[Records from a dataset]
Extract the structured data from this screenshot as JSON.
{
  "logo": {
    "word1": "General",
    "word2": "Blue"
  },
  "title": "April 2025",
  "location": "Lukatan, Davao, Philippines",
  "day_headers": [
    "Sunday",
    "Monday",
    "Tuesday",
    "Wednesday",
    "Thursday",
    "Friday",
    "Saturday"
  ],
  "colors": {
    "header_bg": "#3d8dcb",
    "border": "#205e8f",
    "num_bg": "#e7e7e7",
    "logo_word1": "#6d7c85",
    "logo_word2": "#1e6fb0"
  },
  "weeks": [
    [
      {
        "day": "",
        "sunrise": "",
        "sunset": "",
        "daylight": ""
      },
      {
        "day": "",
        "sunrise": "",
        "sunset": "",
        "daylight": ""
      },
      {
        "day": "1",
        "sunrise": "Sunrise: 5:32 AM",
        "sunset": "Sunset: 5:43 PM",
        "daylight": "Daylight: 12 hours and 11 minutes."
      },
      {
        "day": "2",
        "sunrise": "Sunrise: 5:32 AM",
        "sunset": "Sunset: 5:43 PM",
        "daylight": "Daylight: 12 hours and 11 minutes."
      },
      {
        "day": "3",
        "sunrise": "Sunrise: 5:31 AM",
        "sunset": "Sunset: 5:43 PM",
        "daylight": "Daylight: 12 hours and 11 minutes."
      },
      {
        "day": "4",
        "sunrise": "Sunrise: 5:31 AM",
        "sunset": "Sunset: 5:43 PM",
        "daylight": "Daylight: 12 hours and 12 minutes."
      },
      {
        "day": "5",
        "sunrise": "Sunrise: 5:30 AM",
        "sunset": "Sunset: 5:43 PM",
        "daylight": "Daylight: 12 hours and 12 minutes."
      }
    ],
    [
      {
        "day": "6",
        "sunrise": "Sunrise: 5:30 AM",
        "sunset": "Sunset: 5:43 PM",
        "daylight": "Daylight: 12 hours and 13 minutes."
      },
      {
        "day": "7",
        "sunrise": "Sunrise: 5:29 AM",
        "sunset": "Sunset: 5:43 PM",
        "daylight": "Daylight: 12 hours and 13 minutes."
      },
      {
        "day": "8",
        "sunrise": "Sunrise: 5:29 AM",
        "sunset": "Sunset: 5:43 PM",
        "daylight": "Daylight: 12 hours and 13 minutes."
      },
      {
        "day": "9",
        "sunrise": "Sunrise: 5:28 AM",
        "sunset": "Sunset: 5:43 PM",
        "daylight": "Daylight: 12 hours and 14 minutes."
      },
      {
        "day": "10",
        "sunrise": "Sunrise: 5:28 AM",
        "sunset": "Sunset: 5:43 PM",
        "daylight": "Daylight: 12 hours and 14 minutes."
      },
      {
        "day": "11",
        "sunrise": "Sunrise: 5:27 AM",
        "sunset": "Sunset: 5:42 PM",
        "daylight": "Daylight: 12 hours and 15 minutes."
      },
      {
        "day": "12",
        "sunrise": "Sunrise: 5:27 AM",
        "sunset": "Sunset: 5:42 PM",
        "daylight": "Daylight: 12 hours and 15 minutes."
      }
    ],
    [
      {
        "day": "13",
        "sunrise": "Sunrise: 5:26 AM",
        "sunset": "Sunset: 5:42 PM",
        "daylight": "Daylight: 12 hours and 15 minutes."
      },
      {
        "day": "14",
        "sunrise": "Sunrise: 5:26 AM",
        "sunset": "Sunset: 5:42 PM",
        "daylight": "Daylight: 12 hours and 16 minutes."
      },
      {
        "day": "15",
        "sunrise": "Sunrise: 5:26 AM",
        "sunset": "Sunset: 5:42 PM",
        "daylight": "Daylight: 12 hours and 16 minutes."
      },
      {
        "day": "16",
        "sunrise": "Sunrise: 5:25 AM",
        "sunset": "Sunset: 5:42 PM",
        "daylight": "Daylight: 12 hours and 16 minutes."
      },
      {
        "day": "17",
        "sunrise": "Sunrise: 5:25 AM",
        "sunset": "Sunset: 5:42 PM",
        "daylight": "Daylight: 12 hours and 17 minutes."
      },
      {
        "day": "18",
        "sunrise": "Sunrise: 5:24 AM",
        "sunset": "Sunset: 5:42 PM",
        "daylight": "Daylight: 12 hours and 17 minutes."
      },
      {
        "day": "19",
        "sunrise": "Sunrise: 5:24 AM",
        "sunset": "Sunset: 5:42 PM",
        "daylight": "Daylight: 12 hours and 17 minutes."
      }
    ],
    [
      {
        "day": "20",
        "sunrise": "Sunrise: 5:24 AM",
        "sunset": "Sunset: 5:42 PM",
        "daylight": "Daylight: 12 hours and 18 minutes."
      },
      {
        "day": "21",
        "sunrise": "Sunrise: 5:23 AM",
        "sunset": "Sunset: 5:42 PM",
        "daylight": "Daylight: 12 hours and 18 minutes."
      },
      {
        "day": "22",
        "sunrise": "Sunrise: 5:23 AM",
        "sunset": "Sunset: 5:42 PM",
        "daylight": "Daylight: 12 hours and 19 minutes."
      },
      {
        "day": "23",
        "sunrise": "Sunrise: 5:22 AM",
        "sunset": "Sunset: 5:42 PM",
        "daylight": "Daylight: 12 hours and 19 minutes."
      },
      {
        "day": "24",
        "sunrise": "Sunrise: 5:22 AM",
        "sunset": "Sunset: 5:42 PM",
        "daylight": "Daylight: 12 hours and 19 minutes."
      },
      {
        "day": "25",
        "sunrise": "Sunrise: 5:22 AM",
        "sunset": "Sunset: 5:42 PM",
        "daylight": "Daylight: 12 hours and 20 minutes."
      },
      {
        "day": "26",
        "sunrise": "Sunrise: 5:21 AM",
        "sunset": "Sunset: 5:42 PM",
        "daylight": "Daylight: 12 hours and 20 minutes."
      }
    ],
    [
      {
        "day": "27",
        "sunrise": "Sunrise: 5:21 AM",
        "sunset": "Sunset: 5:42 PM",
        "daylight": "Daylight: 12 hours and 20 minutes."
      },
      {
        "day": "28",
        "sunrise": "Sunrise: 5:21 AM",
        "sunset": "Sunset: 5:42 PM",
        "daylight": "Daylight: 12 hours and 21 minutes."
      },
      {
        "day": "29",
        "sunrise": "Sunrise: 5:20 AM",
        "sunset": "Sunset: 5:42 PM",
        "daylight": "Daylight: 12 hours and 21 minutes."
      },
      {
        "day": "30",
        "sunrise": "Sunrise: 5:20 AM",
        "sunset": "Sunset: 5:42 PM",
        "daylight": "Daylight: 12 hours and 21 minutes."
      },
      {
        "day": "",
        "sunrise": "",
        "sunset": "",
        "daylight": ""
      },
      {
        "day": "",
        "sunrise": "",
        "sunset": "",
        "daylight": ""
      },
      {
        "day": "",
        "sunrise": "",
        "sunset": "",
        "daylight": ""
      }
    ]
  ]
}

What needs to be done:
Nothing should be changed: write out all of the data as is.

Result of this exercise:
Extract the structured data from this screenshot as JSON.
{
  "logo": {
    "word1": "General",
    "word2": "Blue"
  },
  "title": "April 2025",
  "location": "Lukatan, Davao, Philippines",
  "day_headers": [
    "Sunday",
    "Monday",
    "Tuesday",
    "Wednesday",
    "Thursday",
    "Friday",
    "Saturday"
  ],
  "colors": {
    "header_bg": "#3d8dcb",
    "border": "#205e8f",
    "num_bg": "#e7e7e7",
    "logo_word1": "#6d7c85",
    "logo_word2": "#1e6fb0"
  },
  "weeks": [
    [
      {
        "day": "",
        "sunrise": "",
        "sunset": "",
        "daylight": ""
      },
      {
        "day": "",
        "sunrise": "",
        "sunset": "",
        "daylight": ""
      },
      {
        "day": "1",
        "sunrise": "Sunrise: 5:32 AM",
        "sunset": "Sunset: 5:43 PM",
        "daylight": "Daylight: 12 hours and 11 minutes."
      },
      {
        "day": "2",
        "sunrise": "Sunrise: 5:32 AM",
        "sunset": "Sunset: 5:43 PM",
        "daylight": "Daylight: 12 hours and 11 minutes."
      },
      {
        "day": "3",
        "sunrise": "Sunrise: 5:31 AM",
        "sunset": "Sunset: 5:43 PM",
        "daylight": "Daylight: 12 hours and 11 minutes."
      },
      {
        "day": "4",
        "sunrise": "Sunrise: 5:31 AM",
        "sunset": "Sunset: 5:43 PM",
        "daylight": "Daylight: 12 hours and 12 minutes."
      },
      {
        "day": "5",
        "sunrise": "Sunrise: 5:30 AM",
        "sunset": "Sunset: 5:43 PM",
        "daylight": "Daylight: 12 hours and 12 minutes."
      }
    ],
    [
      {
        "day": "6",
        "sunrise": "Sunrise: 5:30 AM",
        "sunset": "Sunset: 5:43 PM",
        "daylight": "Daylight: 12 hours and 13 minutes."
      },
      {
        "day": "7",
        "sunrise": "Sunrise: 5:29 AM",
        "sunset": "Sunset: 5:43 PM",
        "daylight": "Daylight: 12 hours and 13 minutes."
      },
      {
        "day": "8",
        "sunrise": "Sunrise: 5:29 AM",
        "sunset": "Sunset: 5:43 PM",
        "daylight": "Daylight: 12 hours and 13 minutes."
      },
      {
        "day": "9",
        "sunrise": "Sunrise: 5:28 AM",
        "sunset": "Sunset: 5:43 PM",
        "daylight": "Daylight: 12 hours and 14 minutes."
      },
      {
        "day": "10",
        "sunrise": "Sunrise: 5:28 AM",
        "sunset": "Sunset: 5:43 PM",
        "daylight": "Daylight: 12 hours and 14 minutes."
      },
      {
        "day": "11",
        "sunrise": "Sunrise: 5:27 AM",
        "sunset": "Sunset: 5:42 PM",
        "daylight": "Daylight: 12 hours and 15 minutes."
      },
      {
        "day": "12",
        "sunrise": "Sunrise: 5:27 AM",
        "sunset": "Sunset: 5:42 PM",
        "daylight": "Daylight: 12 hours and 15 minutes."
      }
    ],
    [
      {
        "day": "13",
        "sunrise": "Sunrise: 5:26 AM",
        "sunset": "Sunset: 5:42 PM",
        "daylight": "Daylight: 12 hours and 15 minutes."
      },
      {
        "day": "14",
        "sunrise": "Sunrise: 5:26 AM",
        "sunset": "Sunset: 5:42 PM",
        "daylight": "Daylight: 12 hours and 16 minutes."
      },
      {
        "day": "15",
        "sunrise": "Sunrise: 5:26 AM",
        "sunset": "Sunset: 5:42 PM",
        "daylight": "Daylight: 12 hours and 16 minutes."
      },
      {
        "day": "16",
        "sunrise": "Sunrise: 5:25 AM",
        "sunset": "Sunset: 5:42 PM",
        "daylight": "Daylight: 12 hours and 16 minutes."
      },
      {
        "day": "17",
        "sunrise": "Sunrise: 5:25 AM",
        "sunset": "Sunset: 5:42 PM",
        "daylight": "Daylight: 12 hours and 17 minutes."
      },
      {
        "day": "18",
        "sunrise": "Sunrise: 5:24 AM",
        "sunset": "Sunset: 5:42 PM",
        "daylight": "Daylight: 12 hours and 17 minutes."
      },
      {
        "day": "19",
        "sunrise": "Sunrise: 5:24 AM",
        "sunset": "Sunset: 5:42 PM",
        "daylight": "Daylight: 12 hours and 17 minutes."
      }
    ],
    [
      {
        "day": "20",
        "sunrise": "Sunrise: 5:24 AM",
        "sunset": "Sunset: 5:42 PM",
        "daylight": "Daylight: 12 hours and 18 minutes."
      },
      {
        "day": "21",
        "sunrise": "Sunrise: 5:23 AM",
        "sunset": "Sunset: 5:42 PM",
        "daylight": "Daylight: 12 hours and 18 minutes."
      },
      {
        "day": "22",
        "sunrise": "Sunrise: 5:23 AM",
        "sunset": "Sunset: 5:42 PM",
        "daylight": "Daylight: 12 hours and 19 minutes."
      },
      {
        "day": "23",
        "sunrise": "Sunrise: 5:22 AM",
        "sunset": "Sunset: 5:42 PM",
        "daylight": "Daylight: 12 hours and 19 minutes."
      },
      {
        "day": "24",
        "sunrise": "Sunrise: 5:22 AM",
        "sunset": "Sunset: 5:42 PM",
        "daylight": "Daylight: 12 hours and 19 minutes."
      },
      {
        "day": "25",
        "sunrise": "Sunrise: 5:22 AM",
        "sunset": "Sunset: 5:42 PM",
        "daylight": "Daylight: 12 hours and 20 minutes."
      },
      {
        "day": "26",
        "sunrise": "Sunrise: 5:21 AM",
        "sunset": "Sunset: 5:42 PM",
        "daylight": "Daylight: 12 hours and 20 minutes."
      }
    ],
    [
      {
        "day": "27",
        "sunrise": "Sunrise: 5:21 AM",
        "sunset": "Sunset: 5:42 PM",
        "daylight": "Daylight: 12 hours and 20 minutes."
      },
      {
        "day": "28",
        "sunrise": "Sunrise: 5:21 AM",
        "sunset": "Sunset: 5:42 PM",
        "daylight": "Daylight: 12 hours and 21 minutes."
      },
      {
        "day": "29",
        "sunrise": "Sunrise: 5:20 AM",
        "sunset": "Sunset: 5:42 PM",
        "daylight": "Daylight: 12 hours and 21 minutes."
      },
      {
        "day": "30",
        "sunrise": "Sunrise: 5:20 AM",
        "sunset": "Sunset: 5:42 PM",
        "daylight": "Daylight: 12 hours and 21 minutes."
      },
      {
        "day": "",
        "sunrise": "",
        "sunset": "",
        "daylight": ""
      },
      {
        "day": "",
        "sunrise": "",
        "sunset": "",
        "daylight": ""
      },
      {
        "day": "",
        "sunrise": "",
        "sunset": "",
        "daylight": ""
      }
    ]
  ]
}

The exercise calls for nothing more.